Restate the entire listing word for word.

Data records:
::::::::
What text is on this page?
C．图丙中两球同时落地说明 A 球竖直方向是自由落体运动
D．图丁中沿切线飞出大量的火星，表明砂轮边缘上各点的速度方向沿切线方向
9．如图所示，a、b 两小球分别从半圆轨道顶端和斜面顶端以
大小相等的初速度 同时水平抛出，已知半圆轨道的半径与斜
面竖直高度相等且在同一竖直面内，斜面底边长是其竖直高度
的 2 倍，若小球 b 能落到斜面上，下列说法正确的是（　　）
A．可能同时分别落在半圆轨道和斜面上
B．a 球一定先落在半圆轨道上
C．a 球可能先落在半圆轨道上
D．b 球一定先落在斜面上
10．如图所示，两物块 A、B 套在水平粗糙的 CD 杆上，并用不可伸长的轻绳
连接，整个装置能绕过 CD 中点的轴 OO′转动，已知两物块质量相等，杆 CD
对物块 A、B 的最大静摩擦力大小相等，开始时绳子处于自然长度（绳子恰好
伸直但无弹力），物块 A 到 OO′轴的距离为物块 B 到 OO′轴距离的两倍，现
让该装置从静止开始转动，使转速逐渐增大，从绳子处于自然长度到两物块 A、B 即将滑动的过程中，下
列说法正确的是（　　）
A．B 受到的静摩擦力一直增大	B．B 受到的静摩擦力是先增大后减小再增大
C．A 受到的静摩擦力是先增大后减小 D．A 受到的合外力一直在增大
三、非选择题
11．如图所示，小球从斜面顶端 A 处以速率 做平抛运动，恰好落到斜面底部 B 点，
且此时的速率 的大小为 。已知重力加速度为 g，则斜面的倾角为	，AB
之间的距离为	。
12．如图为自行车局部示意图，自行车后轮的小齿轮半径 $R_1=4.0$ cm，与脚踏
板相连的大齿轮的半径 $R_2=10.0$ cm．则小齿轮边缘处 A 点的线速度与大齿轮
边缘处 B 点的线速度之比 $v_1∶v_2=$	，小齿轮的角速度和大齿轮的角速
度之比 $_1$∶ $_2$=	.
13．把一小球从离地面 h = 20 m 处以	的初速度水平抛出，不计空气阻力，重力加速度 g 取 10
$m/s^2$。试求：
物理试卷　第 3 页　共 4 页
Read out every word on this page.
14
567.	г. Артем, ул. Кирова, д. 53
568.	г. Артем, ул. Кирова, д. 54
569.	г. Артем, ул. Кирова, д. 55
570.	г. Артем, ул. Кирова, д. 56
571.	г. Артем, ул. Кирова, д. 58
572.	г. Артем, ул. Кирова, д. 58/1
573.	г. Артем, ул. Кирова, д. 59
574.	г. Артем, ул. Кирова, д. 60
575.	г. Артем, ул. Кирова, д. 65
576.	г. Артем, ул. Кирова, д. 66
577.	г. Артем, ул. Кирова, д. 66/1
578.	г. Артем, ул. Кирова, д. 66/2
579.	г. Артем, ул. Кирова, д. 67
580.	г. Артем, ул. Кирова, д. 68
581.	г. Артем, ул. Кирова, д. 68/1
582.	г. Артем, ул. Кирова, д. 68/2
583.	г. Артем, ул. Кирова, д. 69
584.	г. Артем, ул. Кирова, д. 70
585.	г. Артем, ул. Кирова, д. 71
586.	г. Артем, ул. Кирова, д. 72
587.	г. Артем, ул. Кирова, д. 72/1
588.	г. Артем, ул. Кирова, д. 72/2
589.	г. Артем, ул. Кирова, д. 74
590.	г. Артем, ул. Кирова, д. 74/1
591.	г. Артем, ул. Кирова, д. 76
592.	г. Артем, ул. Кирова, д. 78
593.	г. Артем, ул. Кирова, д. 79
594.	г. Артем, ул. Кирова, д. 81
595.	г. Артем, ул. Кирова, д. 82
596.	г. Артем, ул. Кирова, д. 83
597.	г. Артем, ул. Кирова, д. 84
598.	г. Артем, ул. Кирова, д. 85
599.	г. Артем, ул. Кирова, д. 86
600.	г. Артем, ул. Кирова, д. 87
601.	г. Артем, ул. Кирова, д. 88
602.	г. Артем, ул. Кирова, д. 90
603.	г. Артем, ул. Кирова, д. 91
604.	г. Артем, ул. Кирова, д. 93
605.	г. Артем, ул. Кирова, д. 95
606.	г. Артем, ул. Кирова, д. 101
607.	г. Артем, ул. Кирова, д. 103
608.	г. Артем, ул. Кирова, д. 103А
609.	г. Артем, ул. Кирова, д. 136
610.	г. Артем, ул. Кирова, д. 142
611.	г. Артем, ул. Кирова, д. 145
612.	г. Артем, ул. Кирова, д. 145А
::::::::
◆ **The answer**:
What text is on this page?
C．图丙中两球同时落地说明 A 球竖直方向是自由落体运动
D．图丁中沿切线飞出大量的火星，表明砂轮边缘上各点的速度方向沿切线方向
9．如图所示，a、b 两小球分别从半圆轨道顶端和斜面顶端以
大小相等的初速度 同时水平抛出，已知半圆轨道的半径与斜
面竖直高度相等且在同一竖直面内，斜面底边长是其竖直高度
的 2 倍，若小球 b 能落到斜面上，下列说法正确的是（　　）
A．可能同时分别落在半圆轨道和斜面上
B．a 球一定先落在半圆轨道上
C．a 球可能先落在半圆轨道上
D．b 球一定先落在斜面上
10．如图所示，两物块 A、B 套在水平粗糙的 CD 杆上，并用不可伸长的轻绳
连接，整个装置能绕过 CD 中点的轴 OO′转动，已知两物块质量相等，杆 CD
对物块 A、B 的最大静摩擦力大小相等，开始时绳子处于自然长度（绳子恰好
伸直但无弹力），物块 A 到 OO′轴的距离为物块 B 到 OO′轴距离的两倍，现
让该装置从静止开始转动，使转速逐渐增大，从绳子处于自然长度到两物块 A、B 即将滑动的过程中，下
列说法正确的是（　　）
A．B 受到的静摩擦力一直增大	B．B 受到的静摩擦力是先增大后减小再增大
C．A 受到的静摩擦力是先增大后减小 D．A 受到的合外力一直在增大
三、非选择题
11．如图所示，小球从斜面顶端 A 处以速率 做平抛运动，恰好落到斜面底部 B 点，
且此时的速率 的大小为 。已知重力加速度为 g，则斜面的倾角为	，AB
之间的距离为	。
12．如图为自行车局部示意图，自行车后轮的小齿轮半径 $R_1=4.0$ cm，与脚踏
板相连的大齿轮的半径 $R_2=10.0$ cm．则小齿轮边缘处 A 点的线速度与大齿轮
边缘处 B 点的线速度之比 $v_1∶v_2=$	，小齿轮的角速度和大齿轮的角速
度之比 $_1$∶ $_2$=	.
13．把一小球从离地面 h = 20 m 处以	的初速度水平抛出，不计空气阻力，重力加速度 g 取 10
$m/s^2$。试求：
物理试卷　第 3 页　共 4 页
Read out every word on this page.
14
567.	г. Артем, ул. Кирова, д. 53
568.	г. Артем, ул. Кирова, д. 54
569.	г. Артем, ул. Кирова, д. 55
570.	г. Артем, ул. Кирова, д. 56
571.	г. Артем, ул. Кирова, д. 58
572.	г. Артем, ул. Кирова, д. 58/1
573.	г. Артем, ул. Кирова, д. 59
574.	г. Артем, ул. Кирова, д. 60
575.	г. Артем, ул. Кирова, д. 65
576.	г. Артем, ул. Кирова, д. 66
577.	г. Артем, ул. Кирова, д. 66/1
578.	г. Артем, ул. Кирова, д. 66/2
579.	г. Артем, ул. Кирова, д. 67
580.	г. Артем, ул. Кирова, д. 68
581.	г. Артем, ул. Кирова, д. 68/1
582.	г. Артем, ул. Кирова, д. 68/2
583.	г. Артем, ул. Кирова, д. 69
584.	г. Артем, ул. Кирова, д. 70
585.	г. Артем, ул. Кирова, д. 71
586.	г. Артем, ул. Кирова, д. 72
587.	г. Артем, ул. Кирова, д. 72/1
588.	г. Артем, ул. Кирова, д. 72/2
589.	г. Артем, ул. Кирова, д. 74
590.	г. Артем, ул. Кирова, д. 74/1
591.	г. Артем, ул. Кирова, д. 76
592.	г. Артем, ул. Кирова, д. 78
593.	г. Артем, ул. Кирова, д. 79
594.	г. Артем, ул. Кирова, д. 81
595.	г. Артем, ул. Кирова, д. 82
596.	г. Артем, ул. Кирова, д. 83
597.	г. Артем, ул. Кирова, д. 84
598.	г. Артем, ул. Кирова, д. 85
599.	г. Артем, ул. Кирова, д. 86
600.	г. Артем, ул. Кирова, д. 87
601.	г. Артем, ул. Кирова, д. 88
602.	г. Артем, ул. Кирова, д. 90
603.	г. Артем, ул. Кирова, д. 91
604.	г. Артем, ул. Кирова, д. 93
605.	г. Артем, ул. Кирова, д. 95
606.	г. Артем, ул. Кирова, д. 101
607.	г. Артем, ул. Кирова, д. 103
608.	г. Артем, ул. Кирова, д. 103А
609.	г. Артем, ул. Кирова, д. 136
610.	г. Артем, ул. Кирова, д. 142
611.	г. Артем, ул. Кирова, д. 145
612.	г. Артем, ул. Кирова, д. 145А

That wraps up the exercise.